Passage shown:
The ambassador of Russia to Mali is the official representative of the president and the government of the Russian Federation to the president and the government of Mali.

The ambassador and his staff work at large in the Russian embassy in Bamako. The current Russian ambassador to Mali is Igor Gromyko, incumbent since 17 June 2019.

==History of diplomatic relations==

Formal diplomatic relations between Mali and the Soviet Union were established on 14 October 1960. Aleksandr Loshchakov was appointed as the first ambassador on 17 December 1960. With the dissolution of the Soviet Union in 1991, Mali recognised the Russian Federation as its successor state on 16 January 1992. The incumbent Soviet ambassador, Aleksandr Trofimov, continued as ambassador from Russia until 1992.

Diplomatic relations between Russia and Niger were established in 1972, and Gennady Sokolov was appointed the first ambassador on 13 June 1972. The embassy in Niamey was closed in 1992 as part of cost-saving measures, and the ambassador to Mali was thereafter given dual accreditation as the non-resident ambassador to Niger. This practice came to an end with the reopening of the embassy in Niamey, and the appointment of Viktor Voropayev as the ambassador to Niger in 2025.

Information provided:

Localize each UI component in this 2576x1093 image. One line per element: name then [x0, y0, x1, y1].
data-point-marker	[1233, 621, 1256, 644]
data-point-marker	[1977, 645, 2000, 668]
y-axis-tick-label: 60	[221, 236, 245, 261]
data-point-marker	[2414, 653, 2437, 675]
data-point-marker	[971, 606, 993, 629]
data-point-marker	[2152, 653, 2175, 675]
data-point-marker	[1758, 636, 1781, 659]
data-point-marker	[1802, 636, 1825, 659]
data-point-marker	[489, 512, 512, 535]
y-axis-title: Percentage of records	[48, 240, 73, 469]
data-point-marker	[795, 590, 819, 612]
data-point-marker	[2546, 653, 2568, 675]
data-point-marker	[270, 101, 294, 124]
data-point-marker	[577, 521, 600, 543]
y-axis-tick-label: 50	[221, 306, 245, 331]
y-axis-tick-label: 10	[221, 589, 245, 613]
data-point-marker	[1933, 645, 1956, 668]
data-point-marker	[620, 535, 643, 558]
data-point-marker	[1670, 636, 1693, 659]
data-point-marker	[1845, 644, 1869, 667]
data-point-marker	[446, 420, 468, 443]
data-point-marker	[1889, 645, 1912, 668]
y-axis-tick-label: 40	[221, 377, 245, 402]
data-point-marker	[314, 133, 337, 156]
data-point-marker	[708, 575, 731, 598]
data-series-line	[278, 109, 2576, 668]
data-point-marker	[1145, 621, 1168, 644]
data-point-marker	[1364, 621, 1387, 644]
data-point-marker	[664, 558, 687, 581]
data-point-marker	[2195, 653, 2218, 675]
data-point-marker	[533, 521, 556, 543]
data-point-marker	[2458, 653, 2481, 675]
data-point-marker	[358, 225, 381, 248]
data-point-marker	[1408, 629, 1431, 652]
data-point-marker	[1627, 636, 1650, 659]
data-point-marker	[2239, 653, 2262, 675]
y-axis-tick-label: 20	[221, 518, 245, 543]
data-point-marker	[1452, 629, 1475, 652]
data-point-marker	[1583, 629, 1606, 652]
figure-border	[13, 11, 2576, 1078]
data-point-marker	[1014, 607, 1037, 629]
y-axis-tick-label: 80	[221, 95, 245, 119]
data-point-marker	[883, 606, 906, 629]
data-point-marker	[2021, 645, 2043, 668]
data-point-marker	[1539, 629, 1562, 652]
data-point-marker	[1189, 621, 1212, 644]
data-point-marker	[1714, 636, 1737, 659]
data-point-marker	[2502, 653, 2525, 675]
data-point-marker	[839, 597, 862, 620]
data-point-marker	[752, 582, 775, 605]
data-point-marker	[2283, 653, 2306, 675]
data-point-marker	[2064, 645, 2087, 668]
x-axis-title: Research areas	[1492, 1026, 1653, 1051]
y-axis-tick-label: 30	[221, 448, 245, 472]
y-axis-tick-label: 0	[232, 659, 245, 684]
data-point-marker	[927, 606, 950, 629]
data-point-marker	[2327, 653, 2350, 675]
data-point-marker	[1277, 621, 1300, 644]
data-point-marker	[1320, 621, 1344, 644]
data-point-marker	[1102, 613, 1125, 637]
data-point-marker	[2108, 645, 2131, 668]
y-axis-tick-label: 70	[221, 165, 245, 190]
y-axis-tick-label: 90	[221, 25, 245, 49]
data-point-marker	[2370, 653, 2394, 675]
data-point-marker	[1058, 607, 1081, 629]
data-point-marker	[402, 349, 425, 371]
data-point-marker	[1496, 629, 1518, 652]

Exercise instructions:
a – In the text on Russia's ambassadors to Mali, translate this sentence into French: "Formal diplomatic relations between Mali and the Soviet Union were established on 14 October 1960."
b – According to the text on Russia's ambassadors to Mali, who was appointed the first ambassador to Mali, and on what date?
c – Write out the stretch of the text on Russia's ambassadors to Mali from "The ambassador of" through "17 June 2019.".

Answers to the exercise:
a – Des relations diplomatiques officielles entre le Mali et l'Union soviétique ont été établies le 14 octobre 1960.

b – Aleksandr Loshchakov, on 17 December 1960.

c –
The ambassador of Russia to Mali is the official representative of the president and the government of the Russian Federation to the president and the government of Mali.

The ambassador and his staff work at large in the Russian embassy in Bamako. The current Russian ambassador to Mali is Igor Gromyko, incumbent since 17 June 2019.